Collected data entries
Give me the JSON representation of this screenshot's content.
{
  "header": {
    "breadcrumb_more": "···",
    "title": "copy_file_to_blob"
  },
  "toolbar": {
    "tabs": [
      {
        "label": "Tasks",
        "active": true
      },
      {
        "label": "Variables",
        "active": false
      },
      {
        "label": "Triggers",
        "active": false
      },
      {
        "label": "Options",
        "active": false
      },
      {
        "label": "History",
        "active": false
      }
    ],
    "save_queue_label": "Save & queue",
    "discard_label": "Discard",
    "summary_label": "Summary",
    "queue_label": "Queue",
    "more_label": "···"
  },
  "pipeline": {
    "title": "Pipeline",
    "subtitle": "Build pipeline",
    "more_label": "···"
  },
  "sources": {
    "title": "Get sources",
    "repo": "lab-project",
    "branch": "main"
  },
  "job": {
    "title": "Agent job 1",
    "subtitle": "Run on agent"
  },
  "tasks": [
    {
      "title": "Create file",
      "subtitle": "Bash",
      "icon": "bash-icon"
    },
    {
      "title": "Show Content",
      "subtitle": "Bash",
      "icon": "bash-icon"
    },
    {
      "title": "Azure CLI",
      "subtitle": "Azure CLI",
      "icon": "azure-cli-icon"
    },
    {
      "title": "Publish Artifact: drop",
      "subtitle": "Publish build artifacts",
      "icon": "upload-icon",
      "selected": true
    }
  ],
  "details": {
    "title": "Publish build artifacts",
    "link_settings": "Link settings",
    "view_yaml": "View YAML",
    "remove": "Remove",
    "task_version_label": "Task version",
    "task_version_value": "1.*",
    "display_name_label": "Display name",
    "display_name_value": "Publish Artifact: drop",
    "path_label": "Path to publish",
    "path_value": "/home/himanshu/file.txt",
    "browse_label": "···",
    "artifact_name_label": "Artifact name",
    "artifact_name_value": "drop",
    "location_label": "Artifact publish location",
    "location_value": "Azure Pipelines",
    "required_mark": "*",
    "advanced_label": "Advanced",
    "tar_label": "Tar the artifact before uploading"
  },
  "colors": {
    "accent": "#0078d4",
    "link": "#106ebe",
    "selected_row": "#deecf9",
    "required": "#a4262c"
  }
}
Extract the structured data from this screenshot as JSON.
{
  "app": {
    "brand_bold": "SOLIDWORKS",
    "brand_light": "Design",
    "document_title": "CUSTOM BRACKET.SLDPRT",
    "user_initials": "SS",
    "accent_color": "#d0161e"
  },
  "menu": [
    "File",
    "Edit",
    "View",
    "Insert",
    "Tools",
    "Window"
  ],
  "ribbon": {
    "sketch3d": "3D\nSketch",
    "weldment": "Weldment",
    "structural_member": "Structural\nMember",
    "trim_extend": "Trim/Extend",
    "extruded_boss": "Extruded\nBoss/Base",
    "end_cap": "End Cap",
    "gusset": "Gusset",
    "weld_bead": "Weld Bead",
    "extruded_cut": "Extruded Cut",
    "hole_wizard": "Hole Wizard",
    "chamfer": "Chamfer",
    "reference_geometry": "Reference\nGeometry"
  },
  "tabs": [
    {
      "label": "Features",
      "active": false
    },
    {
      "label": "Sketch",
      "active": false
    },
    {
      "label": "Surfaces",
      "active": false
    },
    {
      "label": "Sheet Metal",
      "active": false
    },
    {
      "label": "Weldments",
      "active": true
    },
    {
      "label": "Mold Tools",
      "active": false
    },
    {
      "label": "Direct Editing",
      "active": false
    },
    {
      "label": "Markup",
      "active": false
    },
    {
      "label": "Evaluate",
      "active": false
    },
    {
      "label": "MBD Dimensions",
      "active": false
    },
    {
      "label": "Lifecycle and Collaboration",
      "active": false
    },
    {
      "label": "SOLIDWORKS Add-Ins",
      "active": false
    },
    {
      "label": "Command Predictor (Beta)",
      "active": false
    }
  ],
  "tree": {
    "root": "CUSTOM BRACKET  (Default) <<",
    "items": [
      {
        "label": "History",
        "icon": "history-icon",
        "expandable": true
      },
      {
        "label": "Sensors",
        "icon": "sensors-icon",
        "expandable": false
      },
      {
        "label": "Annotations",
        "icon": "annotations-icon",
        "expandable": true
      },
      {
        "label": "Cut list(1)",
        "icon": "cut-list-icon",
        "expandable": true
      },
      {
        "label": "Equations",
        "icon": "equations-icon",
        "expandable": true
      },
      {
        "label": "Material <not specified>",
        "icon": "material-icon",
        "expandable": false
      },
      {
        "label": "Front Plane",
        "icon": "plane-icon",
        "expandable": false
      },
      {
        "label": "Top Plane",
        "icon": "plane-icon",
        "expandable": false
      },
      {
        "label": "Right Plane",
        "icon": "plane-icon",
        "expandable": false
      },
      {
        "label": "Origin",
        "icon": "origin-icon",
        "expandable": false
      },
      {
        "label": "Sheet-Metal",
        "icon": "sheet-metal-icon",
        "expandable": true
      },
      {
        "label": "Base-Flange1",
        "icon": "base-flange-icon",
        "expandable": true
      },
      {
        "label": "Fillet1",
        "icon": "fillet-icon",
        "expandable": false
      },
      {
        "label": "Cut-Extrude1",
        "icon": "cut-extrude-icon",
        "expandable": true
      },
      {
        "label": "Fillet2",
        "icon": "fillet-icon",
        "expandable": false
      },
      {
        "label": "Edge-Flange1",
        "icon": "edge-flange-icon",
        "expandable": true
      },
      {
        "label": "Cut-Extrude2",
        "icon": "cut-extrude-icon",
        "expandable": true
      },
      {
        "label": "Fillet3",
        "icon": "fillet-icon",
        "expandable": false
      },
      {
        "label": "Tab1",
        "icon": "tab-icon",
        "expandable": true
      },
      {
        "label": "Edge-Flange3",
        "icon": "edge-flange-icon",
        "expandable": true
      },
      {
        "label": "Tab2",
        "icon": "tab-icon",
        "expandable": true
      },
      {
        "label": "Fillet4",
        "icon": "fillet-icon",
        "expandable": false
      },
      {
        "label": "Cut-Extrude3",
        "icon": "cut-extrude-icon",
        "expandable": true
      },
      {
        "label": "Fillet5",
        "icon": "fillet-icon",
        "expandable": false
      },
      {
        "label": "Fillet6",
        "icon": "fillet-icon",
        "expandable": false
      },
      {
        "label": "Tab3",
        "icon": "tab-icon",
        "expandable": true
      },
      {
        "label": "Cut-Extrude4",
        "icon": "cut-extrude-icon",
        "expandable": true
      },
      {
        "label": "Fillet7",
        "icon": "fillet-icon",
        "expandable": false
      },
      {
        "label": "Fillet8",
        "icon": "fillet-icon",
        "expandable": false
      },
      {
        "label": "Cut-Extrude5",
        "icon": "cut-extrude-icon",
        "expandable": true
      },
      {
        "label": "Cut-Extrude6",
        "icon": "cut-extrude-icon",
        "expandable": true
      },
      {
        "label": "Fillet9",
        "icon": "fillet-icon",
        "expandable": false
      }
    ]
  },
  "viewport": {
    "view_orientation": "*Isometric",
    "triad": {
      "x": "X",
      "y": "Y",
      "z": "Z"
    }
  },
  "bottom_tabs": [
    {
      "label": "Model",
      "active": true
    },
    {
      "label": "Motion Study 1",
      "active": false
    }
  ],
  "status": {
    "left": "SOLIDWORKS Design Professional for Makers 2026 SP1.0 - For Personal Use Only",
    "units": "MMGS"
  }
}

GIVEN TASK:
Filter the entries above down to the lines containing the word "Extruded".

ANSWER TO THIS EXERCISE:
    "extruded_boss": "Extruded\nBoss/Base",
    "extruded_cut": "Extruded Cut",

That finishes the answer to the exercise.